Write out every entry exactly as it stands.

====

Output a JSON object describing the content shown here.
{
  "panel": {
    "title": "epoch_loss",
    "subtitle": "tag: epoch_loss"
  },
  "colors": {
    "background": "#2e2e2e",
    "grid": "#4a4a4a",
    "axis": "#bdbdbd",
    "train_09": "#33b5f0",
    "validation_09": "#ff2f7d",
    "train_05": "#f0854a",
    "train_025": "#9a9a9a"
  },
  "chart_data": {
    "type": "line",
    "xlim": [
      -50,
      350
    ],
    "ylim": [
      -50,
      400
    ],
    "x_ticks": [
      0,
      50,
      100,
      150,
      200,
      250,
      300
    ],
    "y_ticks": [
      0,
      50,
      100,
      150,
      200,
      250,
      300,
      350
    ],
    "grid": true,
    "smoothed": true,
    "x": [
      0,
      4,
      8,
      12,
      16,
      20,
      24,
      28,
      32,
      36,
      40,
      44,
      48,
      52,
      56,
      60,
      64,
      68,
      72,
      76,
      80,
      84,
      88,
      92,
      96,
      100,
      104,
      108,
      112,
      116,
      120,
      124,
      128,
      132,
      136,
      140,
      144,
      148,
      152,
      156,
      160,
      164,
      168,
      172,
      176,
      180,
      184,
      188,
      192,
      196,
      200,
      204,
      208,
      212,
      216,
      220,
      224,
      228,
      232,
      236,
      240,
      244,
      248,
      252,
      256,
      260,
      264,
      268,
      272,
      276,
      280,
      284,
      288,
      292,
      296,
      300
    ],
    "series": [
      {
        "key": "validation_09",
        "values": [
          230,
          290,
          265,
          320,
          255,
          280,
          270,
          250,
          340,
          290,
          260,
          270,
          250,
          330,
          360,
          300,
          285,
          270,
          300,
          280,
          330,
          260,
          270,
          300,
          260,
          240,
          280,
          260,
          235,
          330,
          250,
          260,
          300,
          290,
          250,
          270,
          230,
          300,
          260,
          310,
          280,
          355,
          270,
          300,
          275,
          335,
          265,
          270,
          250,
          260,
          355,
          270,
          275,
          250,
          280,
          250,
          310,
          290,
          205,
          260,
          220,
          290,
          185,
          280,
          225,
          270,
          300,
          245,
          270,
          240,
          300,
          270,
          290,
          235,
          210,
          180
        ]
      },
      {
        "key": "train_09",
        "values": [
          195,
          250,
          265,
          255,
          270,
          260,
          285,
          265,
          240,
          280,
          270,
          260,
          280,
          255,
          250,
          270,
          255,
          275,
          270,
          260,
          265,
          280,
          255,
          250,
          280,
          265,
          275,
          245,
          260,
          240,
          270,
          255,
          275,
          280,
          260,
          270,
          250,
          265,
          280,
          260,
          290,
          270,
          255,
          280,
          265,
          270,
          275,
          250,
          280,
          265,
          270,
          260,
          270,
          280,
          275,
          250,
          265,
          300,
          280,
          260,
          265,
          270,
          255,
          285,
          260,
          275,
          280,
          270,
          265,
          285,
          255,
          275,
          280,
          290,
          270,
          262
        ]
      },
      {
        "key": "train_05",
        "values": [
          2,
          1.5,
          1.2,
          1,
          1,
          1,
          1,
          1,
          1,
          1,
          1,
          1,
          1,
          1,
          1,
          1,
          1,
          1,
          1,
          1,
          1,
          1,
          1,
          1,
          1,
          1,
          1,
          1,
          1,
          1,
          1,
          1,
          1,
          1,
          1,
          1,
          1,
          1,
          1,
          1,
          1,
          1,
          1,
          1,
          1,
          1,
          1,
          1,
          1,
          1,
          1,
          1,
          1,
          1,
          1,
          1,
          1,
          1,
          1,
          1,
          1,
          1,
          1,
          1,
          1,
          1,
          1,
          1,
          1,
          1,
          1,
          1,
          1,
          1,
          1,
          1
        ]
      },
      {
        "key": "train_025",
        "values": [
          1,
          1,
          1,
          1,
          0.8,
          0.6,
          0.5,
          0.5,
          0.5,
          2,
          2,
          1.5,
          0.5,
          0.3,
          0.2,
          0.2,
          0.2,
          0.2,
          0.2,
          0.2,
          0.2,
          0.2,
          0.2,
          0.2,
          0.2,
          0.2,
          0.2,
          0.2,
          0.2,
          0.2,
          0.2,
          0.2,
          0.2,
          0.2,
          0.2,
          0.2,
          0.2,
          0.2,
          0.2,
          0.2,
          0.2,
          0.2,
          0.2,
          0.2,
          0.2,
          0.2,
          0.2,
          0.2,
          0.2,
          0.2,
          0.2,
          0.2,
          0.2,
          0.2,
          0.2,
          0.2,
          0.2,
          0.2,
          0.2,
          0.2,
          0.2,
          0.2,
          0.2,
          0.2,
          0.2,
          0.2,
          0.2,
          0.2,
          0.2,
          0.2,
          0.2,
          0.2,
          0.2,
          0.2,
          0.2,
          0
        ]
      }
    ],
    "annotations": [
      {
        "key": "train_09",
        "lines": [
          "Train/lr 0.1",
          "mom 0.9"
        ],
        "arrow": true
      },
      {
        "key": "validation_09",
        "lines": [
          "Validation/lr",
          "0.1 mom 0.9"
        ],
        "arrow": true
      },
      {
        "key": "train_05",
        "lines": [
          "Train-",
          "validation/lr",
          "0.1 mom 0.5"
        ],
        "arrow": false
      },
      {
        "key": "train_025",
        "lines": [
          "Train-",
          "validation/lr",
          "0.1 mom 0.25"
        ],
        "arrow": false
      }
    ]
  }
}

====

> WORKED ANSWER
Output a JSON object describing the content shown here.
{
  "panel": {
    "title": "epoch_loss",
    "subtitle": "tag: epoch_loss"
  },
  "colors": {
    "background": "#2e2e2e",
    "grid": "#4a4a4a",
    "axis": "#bdbdbd",
    "train_09": "#33b5f0",
    "validation_09": "#ff2f7d",
    "train_05": "#f0854a",
    "train_025": "#9a9a9a"
  },
  "chart_data": {
    "type": "line",
    "xlim": [
      -50,
      350
    ],
    "ylim": [
      -50,
      400
    ],
    "x_ticks": [
      0,
      50,
      100,
      150,
      200,
      250,
      300
    ],
    "y_ticks": [
      0,
      50,
      100,
      150,
      200,
      250,
      300,
      350
    ],
    "grid": true,
    "smoothed": true,
    "x": [
      0,
      4,
      8,
      12,
      16,
      20,
      24,
      28,
      32,
      36,
      40,
      44,
      48,
      52,
      56,
      60,
      64,
      68,
      72,
      76,
      80,
      84,
      88,
      92,
      96,
      100,
      104,
      108,
      112,
      116,
      120,
      124,
      128,
      132,
      136,
      140,
      144,
      148,
      152,
      156,
      160,
      164,
      168,
      172,
      176,
      180,
      184,
      188,
      192,
      196,
      200,
      204,
      208,
      212,
      216,
      220,
      224,
      228,
      232,
      236,
      240,
      244,
      248,
      252,
      256,
      260,
      264,
      268,
      272,
      276,
      280,
      284,
      288,
      292,
      296,
      300
    ],
    "series": [
      {
        "key": "validation_09",
        "values": [
          230,
          290,
          265,
          320,
          255,
          280,
          270,
          250,
          340,
          290,
          260,
          270,
          250,
          330,
          360,
          300,
          285,
          270,
          300,
          280,
          330,
          260,
          270,
          300,
          260,
          240,
          280,
          260,
          235,
          330,
          250,
          260,
          300,
          290,
          250,
          270,
          230,
          300,
          260,
          310,
          280,
          355,
          270,
          300,
          275,
          335,
          265,
          270,
          250,
          260,
          355,
          270,
          275,
          250,
          280,
          250,
          310,
          290,
          205,
          260,
          220,
          290,
          185,
          280,
          225,
          270,
          300,
          245,
          270,
          240,
          300,
          270,
          290,
          235,
          210,
          180
        ]
      },
      {
        "key": "train_09",
        "values": [
          195,
          250,
          265,
          255,
          270,
          260,
          285,
          265,
          240,
          280,
          270,
          260,
          280,
          255,
          250,
          270,
          255,
          275,
          270,
          260,
          265,
          280,
          255,
          250,
          280,
          265,
          275,
          245,
          260,
          240,
          270,
          255,
          275,
          280,
          260,
          270,
          250,
          265,
          280,
          260,
          290,
          270,
          255,
          280,
          265,
          270,
          275,
          250,
          280,
          265,
          270,
          260,
          270,
          280,
          275,
          250,
          265,
          300,
          280,
          260,
          265,
          270,
          255,
          285,
          260,
          275,
          280,
          270,
          265,
          285,
          255,
          275,
          280,
          290,
          270,
          262
        ]
      },
      {
        "key": "train_05",
        "values": [
          2,
          1.5,
          1.2,
          1,
          1,
          1,
          1,
          1,
          1,
          1,
          1,
          1,
          1,
          1,
          1,
          1,
          1,
          1,
          1,
          1,
          1,
          1,
          1,
          1,
          1,
          1,
          1,
          1,
          1,
          1,
          1,
          1,
          1,
          1,
          1,
          1,
          1,
          1,
          1,
          1,
          1,
          1,
          1,
          1,
          1,
          1,
          1,
          1,
          1,
          1,
          1,
          1,
          1,
          1,
          1,
          1,
          1,
          1,
          1,
          1,
          1,
          1,
          1,
          1,
          1,
          1,
          1,
          1,
          1,
          1,
          1,
          1,
          1,
          1,
          1,
          1
        ]
      },
      {
        "key": "train_025",
        "values": [
          1,
          1,
          1,
          1,
          0.8,
          0.6,
          0.5,
          0.5,
          0.5,
          2,
          2,
          1.5,
          0.5,
          0.3,
          0.2,
          0.2,
          0.2,
          0.2,
          0.2,
          0.2,
          0.2,
          0.2,
          0.2,
          0.2,
          0.2,
          0.2,
          0.2,
          0.2,
          0.2,
          0.2,
          0.2,
          0.2,
          0.2,
          0.2,
          0.2,
          0.2,
          0.2,
          0.2,
          0.2,
          0.2,
          0.2,
          0.2,
          0.2,
          0.2,
          0.2,
          0.2,
          0.2,
          0.2,
          0.2,
          0.2,
          0.2,
          0.2,
          0.2,
          0.2,
          0.2,
          0.2,
          0.2,
          0.2,
          0.2,
          0.2,
          0.2,
          0.2,
          0.2,
          0.2,
          0.2,
          0.2,
          0.2,
          0.2,
          0.2,
          0.2,
          0.2,
          0.2,
          0.2,
          0.2,
          0.2,
          0
        ]
      }
    ],
    "annotations": [
      {
        "key": "train_09",
        "lines": [
          "Train/lr 0.1",
          "mom 0.9"
        ],
        "arrow": true
      },
      {
        "key": "validation_09",
        "lines": [
          "Validation/lr",
          "0.1 mom 0.9"
        ],
        "arrow": true
      },
      {
        "key": "train_05",
        "lines": [
          "Train-",
          "validation/lr",
          "0.1 mom 0.5"
        ],
        "arrow": false
      },
      {
        "key": "train_025",
        "lines": [
          "Train-",
          "validation/lr",
          "0.1 mom 0.25"
        ],
        "arrow": false
      }
    ]
  }
}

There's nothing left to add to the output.